TASK GOAL: Search the records for "title". Copy every line where it appears.

====== GIVEN DATA ======

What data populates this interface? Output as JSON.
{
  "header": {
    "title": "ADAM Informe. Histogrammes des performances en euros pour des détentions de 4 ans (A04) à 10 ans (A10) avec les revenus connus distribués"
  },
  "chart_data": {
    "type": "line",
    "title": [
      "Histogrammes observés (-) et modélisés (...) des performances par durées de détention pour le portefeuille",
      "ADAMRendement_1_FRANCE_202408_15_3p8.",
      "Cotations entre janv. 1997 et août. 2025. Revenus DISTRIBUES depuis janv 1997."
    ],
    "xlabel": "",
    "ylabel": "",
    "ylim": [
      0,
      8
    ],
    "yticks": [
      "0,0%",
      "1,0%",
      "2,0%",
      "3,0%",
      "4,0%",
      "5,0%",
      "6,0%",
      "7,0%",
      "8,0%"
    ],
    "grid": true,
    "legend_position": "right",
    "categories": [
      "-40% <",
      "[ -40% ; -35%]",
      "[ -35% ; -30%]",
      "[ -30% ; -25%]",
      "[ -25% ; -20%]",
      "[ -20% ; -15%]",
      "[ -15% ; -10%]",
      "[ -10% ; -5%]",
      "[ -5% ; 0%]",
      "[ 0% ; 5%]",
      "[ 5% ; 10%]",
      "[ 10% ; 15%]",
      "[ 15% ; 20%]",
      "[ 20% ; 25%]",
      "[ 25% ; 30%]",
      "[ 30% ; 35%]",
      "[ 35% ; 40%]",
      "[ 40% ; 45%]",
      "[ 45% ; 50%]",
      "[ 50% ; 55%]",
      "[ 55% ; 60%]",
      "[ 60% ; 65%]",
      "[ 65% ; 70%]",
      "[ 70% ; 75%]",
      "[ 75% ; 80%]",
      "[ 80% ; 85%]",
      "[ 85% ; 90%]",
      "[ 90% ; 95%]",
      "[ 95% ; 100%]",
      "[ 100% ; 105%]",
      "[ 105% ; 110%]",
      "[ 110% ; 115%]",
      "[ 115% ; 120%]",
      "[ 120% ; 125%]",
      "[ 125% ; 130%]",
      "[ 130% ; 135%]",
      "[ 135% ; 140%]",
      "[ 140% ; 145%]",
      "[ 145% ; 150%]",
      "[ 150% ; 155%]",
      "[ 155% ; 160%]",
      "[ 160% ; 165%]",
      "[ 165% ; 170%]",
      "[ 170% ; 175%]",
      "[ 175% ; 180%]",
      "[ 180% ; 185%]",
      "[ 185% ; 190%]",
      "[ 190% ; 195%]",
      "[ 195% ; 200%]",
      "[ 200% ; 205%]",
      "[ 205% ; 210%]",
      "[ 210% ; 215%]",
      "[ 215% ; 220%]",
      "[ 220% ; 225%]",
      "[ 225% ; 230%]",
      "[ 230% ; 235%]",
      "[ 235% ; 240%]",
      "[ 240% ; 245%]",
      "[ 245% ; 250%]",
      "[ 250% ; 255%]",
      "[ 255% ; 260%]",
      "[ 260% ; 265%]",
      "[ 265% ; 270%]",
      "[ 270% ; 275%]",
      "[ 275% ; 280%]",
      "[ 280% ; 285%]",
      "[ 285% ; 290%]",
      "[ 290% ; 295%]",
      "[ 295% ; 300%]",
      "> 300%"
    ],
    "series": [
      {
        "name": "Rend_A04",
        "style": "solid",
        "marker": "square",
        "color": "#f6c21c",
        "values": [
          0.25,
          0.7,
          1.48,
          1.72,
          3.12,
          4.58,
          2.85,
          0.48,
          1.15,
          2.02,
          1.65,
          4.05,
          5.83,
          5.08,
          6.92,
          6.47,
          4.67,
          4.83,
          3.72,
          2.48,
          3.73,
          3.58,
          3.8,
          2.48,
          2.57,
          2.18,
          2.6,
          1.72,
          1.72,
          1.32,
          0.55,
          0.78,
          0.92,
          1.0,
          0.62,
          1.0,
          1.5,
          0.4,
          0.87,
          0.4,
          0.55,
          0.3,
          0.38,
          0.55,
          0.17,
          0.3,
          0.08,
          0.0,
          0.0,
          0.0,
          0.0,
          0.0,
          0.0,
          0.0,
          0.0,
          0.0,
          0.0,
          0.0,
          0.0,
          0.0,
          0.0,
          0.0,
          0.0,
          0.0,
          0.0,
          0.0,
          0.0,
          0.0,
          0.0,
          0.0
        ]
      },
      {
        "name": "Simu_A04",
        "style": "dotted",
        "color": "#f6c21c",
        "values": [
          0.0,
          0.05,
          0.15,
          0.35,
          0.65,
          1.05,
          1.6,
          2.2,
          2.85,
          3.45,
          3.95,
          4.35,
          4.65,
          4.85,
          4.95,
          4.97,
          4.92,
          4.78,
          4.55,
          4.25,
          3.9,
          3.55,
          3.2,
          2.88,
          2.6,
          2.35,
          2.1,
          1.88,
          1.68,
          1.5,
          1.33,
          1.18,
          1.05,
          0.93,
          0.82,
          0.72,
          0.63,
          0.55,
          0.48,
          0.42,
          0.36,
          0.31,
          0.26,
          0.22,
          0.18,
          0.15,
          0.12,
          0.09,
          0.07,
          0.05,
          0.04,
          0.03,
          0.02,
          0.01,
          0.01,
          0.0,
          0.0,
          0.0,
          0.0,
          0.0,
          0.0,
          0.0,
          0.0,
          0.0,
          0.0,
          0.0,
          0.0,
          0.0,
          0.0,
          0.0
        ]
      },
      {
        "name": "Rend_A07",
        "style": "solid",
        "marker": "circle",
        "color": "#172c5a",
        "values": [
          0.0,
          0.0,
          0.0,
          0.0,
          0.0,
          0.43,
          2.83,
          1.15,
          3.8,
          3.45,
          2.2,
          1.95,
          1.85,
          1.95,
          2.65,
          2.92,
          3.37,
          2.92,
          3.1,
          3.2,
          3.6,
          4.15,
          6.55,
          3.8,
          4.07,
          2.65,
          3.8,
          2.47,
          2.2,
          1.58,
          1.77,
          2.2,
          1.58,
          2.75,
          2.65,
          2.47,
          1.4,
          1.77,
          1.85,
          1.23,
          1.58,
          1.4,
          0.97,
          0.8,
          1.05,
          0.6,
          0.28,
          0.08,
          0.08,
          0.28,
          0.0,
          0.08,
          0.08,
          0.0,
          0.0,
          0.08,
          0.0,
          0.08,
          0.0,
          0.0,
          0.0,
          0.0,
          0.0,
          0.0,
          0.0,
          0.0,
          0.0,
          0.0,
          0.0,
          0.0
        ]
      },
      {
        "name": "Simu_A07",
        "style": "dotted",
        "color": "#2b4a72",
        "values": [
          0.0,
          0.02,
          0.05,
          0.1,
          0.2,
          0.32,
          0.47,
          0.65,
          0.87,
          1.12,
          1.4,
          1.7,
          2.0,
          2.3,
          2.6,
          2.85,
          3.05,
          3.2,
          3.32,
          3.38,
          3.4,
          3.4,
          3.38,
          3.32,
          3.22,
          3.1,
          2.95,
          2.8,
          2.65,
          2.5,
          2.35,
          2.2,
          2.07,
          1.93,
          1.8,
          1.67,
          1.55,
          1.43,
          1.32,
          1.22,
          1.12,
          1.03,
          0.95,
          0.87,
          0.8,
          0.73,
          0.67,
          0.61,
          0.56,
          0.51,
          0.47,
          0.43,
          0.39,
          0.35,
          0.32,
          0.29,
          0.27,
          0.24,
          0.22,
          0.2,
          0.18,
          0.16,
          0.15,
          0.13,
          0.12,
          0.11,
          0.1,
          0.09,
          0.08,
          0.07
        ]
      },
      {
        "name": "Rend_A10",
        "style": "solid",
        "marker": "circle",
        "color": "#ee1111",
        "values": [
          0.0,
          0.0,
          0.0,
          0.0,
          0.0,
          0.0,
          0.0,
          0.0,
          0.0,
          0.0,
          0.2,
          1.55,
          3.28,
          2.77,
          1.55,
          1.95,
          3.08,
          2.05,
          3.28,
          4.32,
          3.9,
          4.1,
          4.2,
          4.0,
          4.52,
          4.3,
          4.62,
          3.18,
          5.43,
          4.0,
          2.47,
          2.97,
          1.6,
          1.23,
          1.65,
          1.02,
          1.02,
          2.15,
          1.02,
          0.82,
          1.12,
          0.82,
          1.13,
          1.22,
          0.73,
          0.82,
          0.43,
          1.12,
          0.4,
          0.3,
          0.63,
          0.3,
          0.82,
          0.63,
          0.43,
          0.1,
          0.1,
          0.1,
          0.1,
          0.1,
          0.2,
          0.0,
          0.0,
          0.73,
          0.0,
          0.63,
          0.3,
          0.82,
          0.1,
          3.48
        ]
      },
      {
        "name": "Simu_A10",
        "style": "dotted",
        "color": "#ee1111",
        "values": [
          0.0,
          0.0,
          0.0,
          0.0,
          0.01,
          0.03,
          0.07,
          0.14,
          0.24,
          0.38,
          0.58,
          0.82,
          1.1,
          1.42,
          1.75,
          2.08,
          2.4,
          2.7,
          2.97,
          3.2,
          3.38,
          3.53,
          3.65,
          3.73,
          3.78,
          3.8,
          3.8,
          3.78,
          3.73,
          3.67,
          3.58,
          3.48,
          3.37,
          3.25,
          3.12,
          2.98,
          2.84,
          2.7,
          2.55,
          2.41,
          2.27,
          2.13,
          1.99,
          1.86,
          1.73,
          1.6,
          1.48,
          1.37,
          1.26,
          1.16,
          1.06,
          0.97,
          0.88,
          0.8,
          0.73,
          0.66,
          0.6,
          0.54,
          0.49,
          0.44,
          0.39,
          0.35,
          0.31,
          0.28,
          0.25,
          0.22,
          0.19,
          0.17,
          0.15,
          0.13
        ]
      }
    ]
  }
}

======

TASK OUTPUT:
    "title": "ADAM Informe. Histogrammes des performances en euros pour des détentions de 4 ans (A04) à 10 ans (A10) avec les revenus connus distribués"
    "title": [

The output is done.